What the task requires: The entries are to be returned exactly, with images left out.

>> START Extracted data

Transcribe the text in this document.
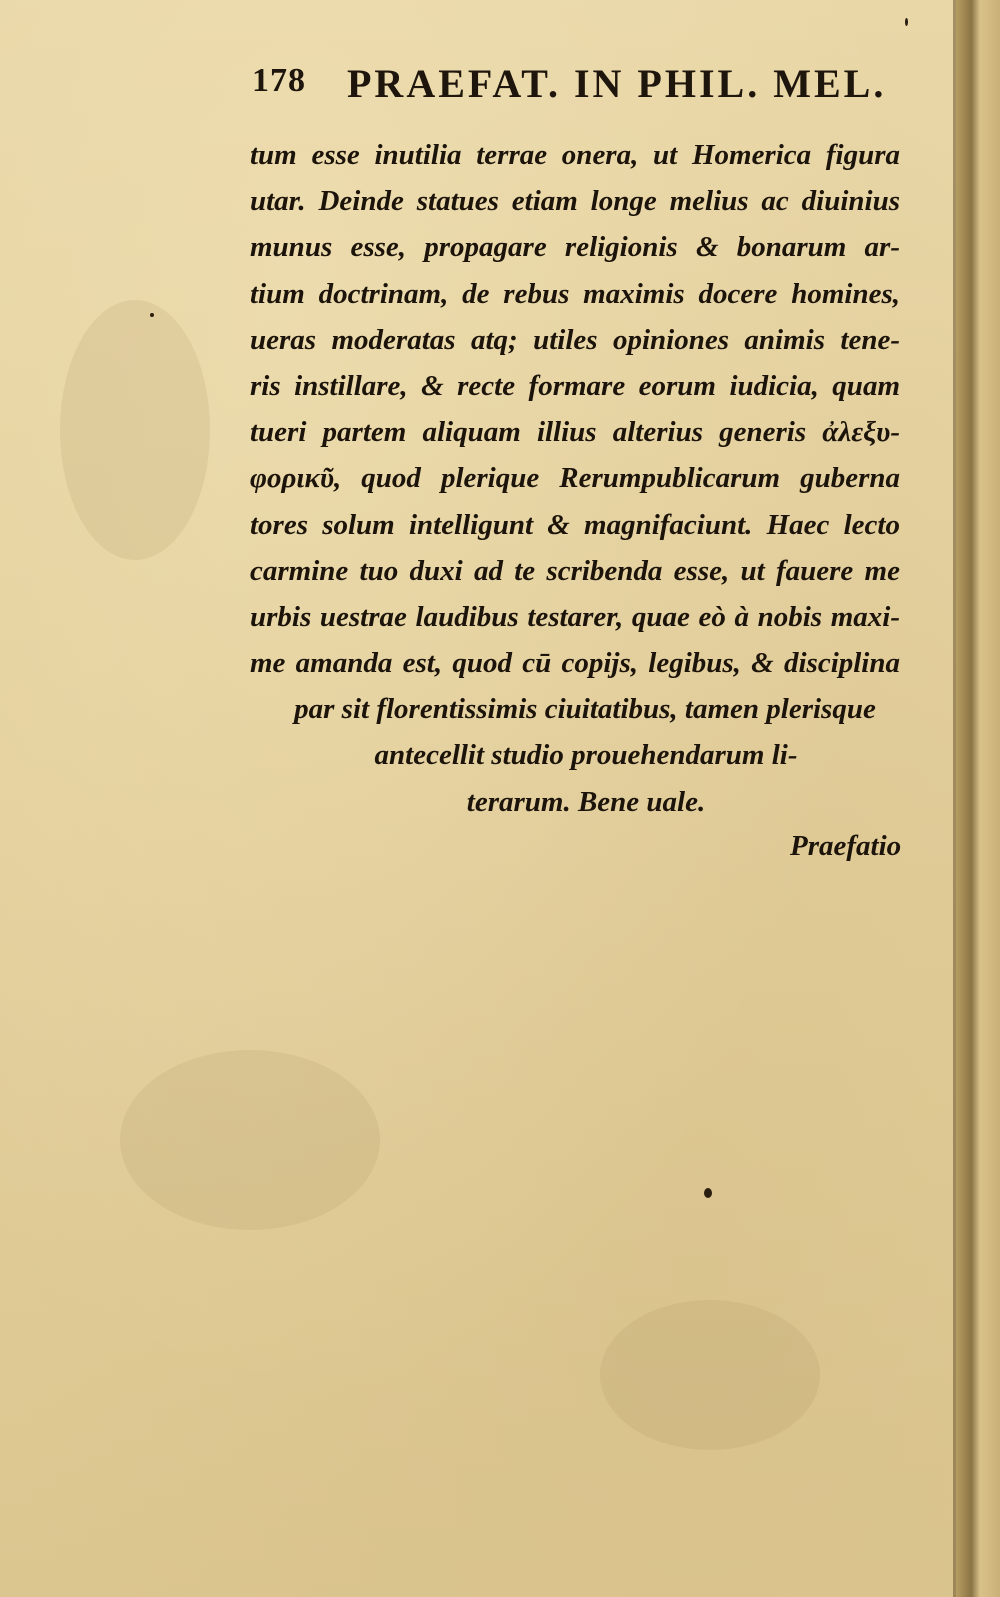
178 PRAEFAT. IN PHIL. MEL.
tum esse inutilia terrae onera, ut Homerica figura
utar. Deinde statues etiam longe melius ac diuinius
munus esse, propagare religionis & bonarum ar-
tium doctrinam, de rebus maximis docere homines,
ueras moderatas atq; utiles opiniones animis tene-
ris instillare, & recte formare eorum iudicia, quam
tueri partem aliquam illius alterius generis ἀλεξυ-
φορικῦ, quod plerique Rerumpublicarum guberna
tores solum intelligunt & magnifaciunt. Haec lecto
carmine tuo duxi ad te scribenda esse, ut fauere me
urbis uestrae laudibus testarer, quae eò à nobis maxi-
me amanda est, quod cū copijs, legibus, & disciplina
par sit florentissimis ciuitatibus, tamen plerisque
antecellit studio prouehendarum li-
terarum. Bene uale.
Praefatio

>> END Extracted data

Written solution:
Transcribe the text in this document.
178 PRAEFAT. IN PHIL. MEL.
tum esse inutilia terrae onera, ut Homerica figura
utar. Deinde statues etiam longe melius ac diuinius
munus esse, propagare religionis & bonarum ar-
tium doctrinam, de rebus maximis docere homines,
ueras moderatas atq; utiles opiniones animis tene-
ris instillare, & recte formare eorum iudicia, quam
tueri partem aliquam illius alterius generis ἀλεξυ-
φορικῦ, quod plerique Rerumpublicarum guberna
tores solum intelligunt & magnifaciunt. Haec lecto
carmine tuo duxi ad te scribenda esse, ut fauere me
urbis uestrae laudibus testarer, quae eò à nobis maxi-
me amanda est, quod cū copijs, legibus, & disciplina
par sit florentissimis ciuitatibus, tamen plerisque
antecellit studio prouehendarum li-
terarum. Bene uale.
Praefatio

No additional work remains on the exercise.